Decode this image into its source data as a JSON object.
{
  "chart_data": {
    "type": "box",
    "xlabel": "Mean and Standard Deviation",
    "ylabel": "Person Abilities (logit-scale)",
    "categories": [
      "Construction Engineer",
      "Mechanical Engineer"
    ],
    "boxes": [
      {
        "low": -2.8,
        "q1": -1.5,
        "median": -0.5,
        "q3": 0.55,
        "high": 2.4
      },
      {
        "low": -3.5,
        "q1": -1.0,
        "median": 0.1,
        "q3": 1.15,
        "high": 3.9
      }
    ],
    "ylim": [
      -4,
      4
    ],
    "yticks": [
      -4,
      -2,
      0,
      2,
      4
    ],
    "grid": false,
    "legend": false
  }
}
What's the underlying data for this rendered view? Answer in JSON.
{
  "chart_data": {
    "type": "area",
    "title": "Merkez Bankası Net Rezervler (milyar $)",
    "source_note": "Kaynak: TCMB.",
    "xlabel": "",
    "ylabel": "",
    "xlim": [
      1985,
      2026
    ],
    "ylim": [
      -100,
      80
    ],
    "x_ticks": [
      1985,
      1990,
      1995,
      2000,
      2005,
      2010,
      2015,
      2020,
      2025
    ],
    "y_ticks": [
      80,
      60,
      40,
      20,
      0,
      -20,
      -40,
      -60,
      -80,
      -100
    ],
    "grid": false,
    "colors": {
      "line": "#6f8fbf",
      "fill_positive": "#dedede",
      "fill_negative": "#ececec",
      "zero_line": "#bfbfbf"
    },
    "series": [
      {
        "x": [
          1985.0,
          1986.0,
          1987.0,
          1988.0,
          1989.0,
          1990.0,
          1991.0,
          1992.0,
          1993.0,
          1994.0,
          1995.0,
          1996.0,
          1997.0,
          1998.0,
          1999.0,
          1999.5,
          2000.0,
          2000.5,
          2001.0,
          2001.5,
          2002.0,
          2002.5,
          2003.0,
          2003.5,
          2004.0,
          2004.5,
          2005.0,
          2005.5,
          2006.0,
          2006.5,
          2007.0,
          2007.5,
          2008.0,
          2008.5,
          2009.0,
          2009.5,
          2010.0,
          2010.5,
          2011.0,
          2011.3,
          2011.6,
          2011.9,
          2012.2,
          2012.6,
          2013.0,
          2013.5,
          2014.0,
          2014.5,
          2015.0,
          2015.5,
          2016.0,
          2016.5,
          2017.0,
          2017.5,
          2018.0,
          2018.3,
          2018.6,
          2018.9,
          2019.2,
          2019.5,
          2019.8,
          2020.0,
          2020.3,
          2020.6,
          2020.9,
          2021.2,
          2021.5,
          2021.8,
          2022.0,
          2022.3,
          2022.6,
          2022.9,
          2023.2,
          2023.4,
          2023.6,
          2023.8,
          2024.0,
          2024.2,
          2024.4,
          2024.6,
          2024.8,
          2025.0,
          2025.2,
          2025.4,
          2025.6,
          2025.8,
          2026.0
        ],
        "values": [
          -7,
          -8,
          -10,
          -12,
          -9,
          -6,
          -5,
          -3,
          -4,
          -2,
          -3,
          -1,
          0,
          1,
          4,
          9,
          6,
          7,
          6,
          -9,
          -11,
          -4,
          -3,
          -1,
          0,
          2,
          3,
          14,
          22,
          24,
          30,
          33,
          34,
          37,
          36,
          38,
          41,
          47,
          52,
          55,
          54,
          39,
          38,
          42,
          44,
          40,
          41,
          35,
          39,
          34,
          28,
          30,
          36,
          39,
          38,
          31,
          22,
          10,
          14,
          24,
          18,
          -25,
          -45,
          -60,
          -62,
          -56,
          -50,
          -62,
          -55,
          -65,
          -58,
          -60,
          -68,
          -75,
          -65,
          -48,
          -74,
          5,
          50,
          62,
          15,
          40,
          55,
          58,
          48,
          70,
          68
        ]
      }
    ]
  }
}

-------------------------

Required task: Restate the whole listing exactly.

Complete response:
Decode this image into its source data as a JSON object.
{
  "chart_data": {
    "type": "box",
    "xlabel": "Mean and Standard Deviation",
    "ylabel": "Person Abilities (logit-scale)",
    "categories": [
      "Construction Engineer",
      "Mechanical Engineer"
    ],
    "boxes": [
      {
        "low": -2.8,
        "q1": -1.5,
        "median": -0.5,
        "q3": 0.55,
        "high": 2.4
      },
      {
        "low": -3.5,
        "q1": -1.0,
        "median": 0.1,
        "q3": 1.15,
        "high": 3.9
      }
    ],
    "ylim": [
      -4,
      4
    ],
    "yticks": [
      -4,
      -2,
      0,
      2,
      4
    ],
    "grid": false,
    "legend": false
  }
}
What's the underlying data for this rendered view? Answer in JSON.
{
  "chart_data": {
    "type": "area",
    "title": "Merkez Bankası Net Rezervler (milyar $)",
    "source_note": "Kaynak: TCMB.",
    "xlabel": "",
    "ylabel": "",
    "xlim": [
      1985,
      2026
    ],
    "ylim": [
      -100,
      80
    ],
    "x_ticks": [
      1985,
      1990,
      1995,
      2000,
      2005,
      2010,
      2015,
      2020,
      2025
    ],
    "y_ticks": [
      80,
      60,
      40,
      20,
      0,
      -20,
      -40,
      -60,
      -80,
      -100
    ],
    "grid": false,
    "colors": {
      "line": "#6f8fbf",
      "fill_positive": "#dedede",
      "fill_negative": "#ececec",
      "zero_line": "#bfbfbf"
    },
    "series": [
      {
        "x": [
          1985.0,
          1986.0,
          1987.0,
          1988.0,
          1989.0,
          1990.0,
          1991.0,
          1992.0,
          1993.0,
          1994.0,
          1995.0,
          1996.0,
          1997.0,
          1998.0,
          1999.0,
          1999.5,
          2000.0,
          2000.5,
          2001.0,
          2001.5,
          2002.0,
          2002.5,
          2003.0,
          2003.5,
          2004.0,
          2004.5,
          2005.0,
          2005.5,
          2006.0,
          2006.5,
          2007.0,
          2007.5,
          2008.0,
          2008.5,
          2009.0,
          2009.5,
          2010.0,
          2010.5,
          2011.0,
          2011.3,
          2011.6,
          2011.9,
          2012.2,
          2012.6,
          2013.0,
          2013.5,
          2014.0,
          2014.5,
          2015.0,
          2015.5,
          2016.0,
          2016.5,
          2017.0,
          2017.5,
          2018.0,
          2018.3,
          2018.6,
          2018.9,
          2019.2,
          2019.5,
          2019.8,
          2020.0,
          2020.3,
          2020.6,
          2020.9,
          2021.2,
          2021.5,
          2021.8,
          2022.0,
          2022.3,
          2022.6,
          2022.9,
          2023.2,
          2023.4,
          2023.6,
          2023.8,
          2024.0,
          2024.2,
          2024.4,
          2024.6,
          2024.8,
          2025.0,
          2025.2,
          2025.4,
          2025.6,
          2025.8,
          2026.0
        ],
        "values": [
          -7,
          -8,
          -10,
          -12,
          -9,
          -6,
          -5,
          -3,
          -4,
          -2,
          -3,
          -1,
          0,
          1,
          4,
          9,
          6,
          7,
          6,
          -9,
          -11,
          -4,
          -3,
          -1,
          0,
          2,
          3,
          14,
          22,
          24,
          30,
          33,
          34,
          37,
          36,
          38,
          41,
          47,
          52,
          55,
          54,
          39,
          38,
          42,
          44,
          40,
          41,
          35,
          39,
          34,
          28,
          30,
          36,
          39,
          38,
          31,
          22,
          10,
          14,
          24,
          18,
          -25,
          -45,
          -60,
          -62,
          -56,
          -50,
          -62,
          -55,
          -65,
          -58,
          -60,
          -68,
          -75,
          -65,
          -48,
          -74,
          5,
          50,
          62,
          15,
          40,
          55,
          58,
          48,
          70,
          68
        ]
      }
    ]
  }
}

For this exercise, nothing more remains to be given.